*What needs to be done*.
Set down the full listing exactly, character for character.

*Given records*.

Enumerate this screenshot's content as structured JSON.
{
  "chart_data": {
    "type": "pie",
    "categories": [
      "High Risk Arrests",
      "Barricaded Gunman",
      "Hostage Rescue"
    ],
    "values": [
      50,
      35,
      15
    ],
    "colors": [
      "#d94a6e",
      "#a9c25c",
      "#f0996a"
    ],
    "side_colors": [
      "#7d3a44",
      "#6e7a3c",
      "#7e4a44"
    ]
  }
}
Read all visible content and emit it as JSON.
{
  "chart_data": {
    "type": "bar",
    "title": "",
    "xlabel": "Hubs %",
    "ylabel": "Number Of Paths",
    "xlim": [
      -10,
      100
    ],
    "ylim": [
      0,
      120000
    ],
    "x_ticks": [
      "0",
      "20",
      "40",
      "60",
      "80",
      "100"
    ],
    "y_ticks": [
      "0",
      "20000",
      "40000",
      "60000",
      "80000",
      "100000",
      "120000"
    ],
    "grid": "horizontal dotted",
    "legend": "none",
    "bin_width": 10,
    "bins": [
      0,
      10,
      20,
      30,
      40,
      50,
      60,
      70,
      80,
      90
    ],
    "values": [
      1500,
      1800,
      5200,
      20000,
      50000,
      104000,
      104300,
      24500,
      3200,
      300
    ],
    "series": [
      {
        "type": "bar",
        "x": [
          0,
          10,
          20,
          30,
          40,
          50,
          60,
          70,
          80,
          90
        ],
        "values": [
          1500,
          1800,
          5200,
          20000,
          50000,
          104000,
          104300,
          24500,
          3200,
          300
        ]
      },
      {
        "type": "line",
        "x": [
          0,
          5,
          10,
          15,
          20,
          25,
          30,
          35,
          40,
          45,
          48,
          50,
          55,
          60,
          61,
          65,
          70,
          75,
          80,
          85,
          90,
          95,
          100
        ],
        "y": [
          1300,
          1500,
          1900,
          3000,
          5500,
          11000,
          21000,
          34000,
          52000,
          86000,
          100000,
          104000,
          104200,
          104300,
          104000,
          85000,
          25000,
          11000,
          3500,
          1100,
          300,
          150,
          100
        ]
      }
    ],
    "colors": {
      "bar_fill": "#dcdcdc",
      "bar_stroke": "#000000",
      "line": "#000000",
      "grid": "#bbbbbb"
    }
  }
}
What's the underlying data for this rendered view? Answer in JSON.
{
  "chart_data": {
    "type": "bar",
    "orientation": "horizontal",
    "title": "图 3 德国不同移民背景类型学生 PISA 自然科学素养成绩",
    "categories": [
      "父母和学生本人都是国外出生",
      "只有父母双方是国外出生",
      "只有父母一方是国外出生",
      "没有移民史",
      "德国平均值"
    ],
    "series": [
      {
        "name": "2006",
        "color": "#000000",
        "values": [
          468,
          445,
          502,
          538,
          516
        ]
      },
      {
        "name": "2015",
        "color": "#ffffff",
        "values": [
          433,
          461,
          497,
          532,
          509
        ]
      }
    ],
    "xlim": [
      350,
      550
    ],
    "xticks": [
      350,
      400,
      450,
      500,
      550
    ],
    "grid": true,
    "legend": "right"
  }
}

*Exercise response*.
Enumerate this screenshot's content as structured JSON.
{
  "chart_data": {
    "type": "pie",
    "categories": [
      "High Risk Arrests",
      "Barricaded Gunman",
      "Hostage Rescue"
    ],
    "values": [
      50,
      35,
      15
    ],
    "colors": [
      "#d94a6e",
      "#a9c25c",
      "#f0996a"
    ],
    "side_colors": [
      "#7d3a44",
      "#6e7a3c",
      "#7e4a44"
    ]
  }
}
Read all visible content and emit it as JSON.
{
  "chart_data": {
    "type": "bar",
    "title": "",
    "xlabel": "Hubs %",
    "ylabel": "Number Of Paths",
    "xlim": [
      -10,
      100
    ],
    "ylim": [
      0,
      120000
    ],
    "x_ticks": [
      "0",
      "20",
      "40",
      "60",
      "80",
      "100"
    ],
    "y_ticks": [
      "0",
      "20000",
      "40000",
      "60000",
      "80000",
      "100000",
      "120000"
    ],
    "grid": "horizontal dotted",
    "legend": "none",
    "bin_width": 10,
    "bins": [
      0,
      10,
      20,
      30,
      40,
      50,
      60,
      70,
      80,
      90
    ],
    "values": [
      1500,
      1800,
      5200,
      20000,
      50000,
      104000,
      104300,
      24500,
      3200,
      300
    ],
    "series": [
      {
        "type": "bar",
        "x": [
          0,
          10,
          20,
          30,
          40,
          50,
          60,
          70,
          80,
          90
        ],
        "values": [
          1500,
          1800,
          5200,
          20000,
          50000,
          104000,
          104300,
          24500,
          3200,
          300
        ]
      },
      {
        "type": "line",
        "x": [
          0,
          5,
          10,
          15,
          20,
          25,
          30,
          35,
          40,
          45,
          48,
          50,
          55,
          60,
          61,
          65,
          70,
          75,
          80,
          85,
          90,
          95,
          100
        ],
        "y": [
          1300,
          1500,
          1900,
          3000,
          5500,
          11000,
          21000,
          34000,
          52000,
          86000,
          100000,
          104000,
          104200,
          104300,
          104000,
          85000,
          25000,
          11000,
          3500,
          1100,
          300,
          150,
          100
        ]
      }
    ],
    "colors": {
      "bar_fill": "#dcdcdc",
      "bar_stroke": "#000000",
      "line": "#000000",
      "grid": "#bbbbbb"
    }
  }
}
What's the underlying data for this rendered view? Answer in JSON.
{
  "chart_data": {
    "type": "bar",
    "orientation": "horizontal",
    "title": "图 3 德国不同移民背景类型学生 PISA 自然科学素养成绩",
    "categories": [
      "父母和学生本人都是国外出生",
      "只有父母双方是国外出生",
      "只有父母一方是国外出生",
      "没有移民史",
      "德国平均值"
    ],
    "series": [
      {
        "name": "2006",
        "color": "#000000",
        "values": [
          468,
          445,
          502,
          538,
          516
        ]
      },
      {
        "name": "2015",
        "color": "#ffffff",
        "values": [
          433,
          461,
          497,
          532,
          509
        ]
      }
    ],
    "xlim": [
      350,
      550
    ],
    "xticks": [
      350,
      400,
      450,
      500,
      550
    ],
    "grid": true,
    "legend": "right"
  }
}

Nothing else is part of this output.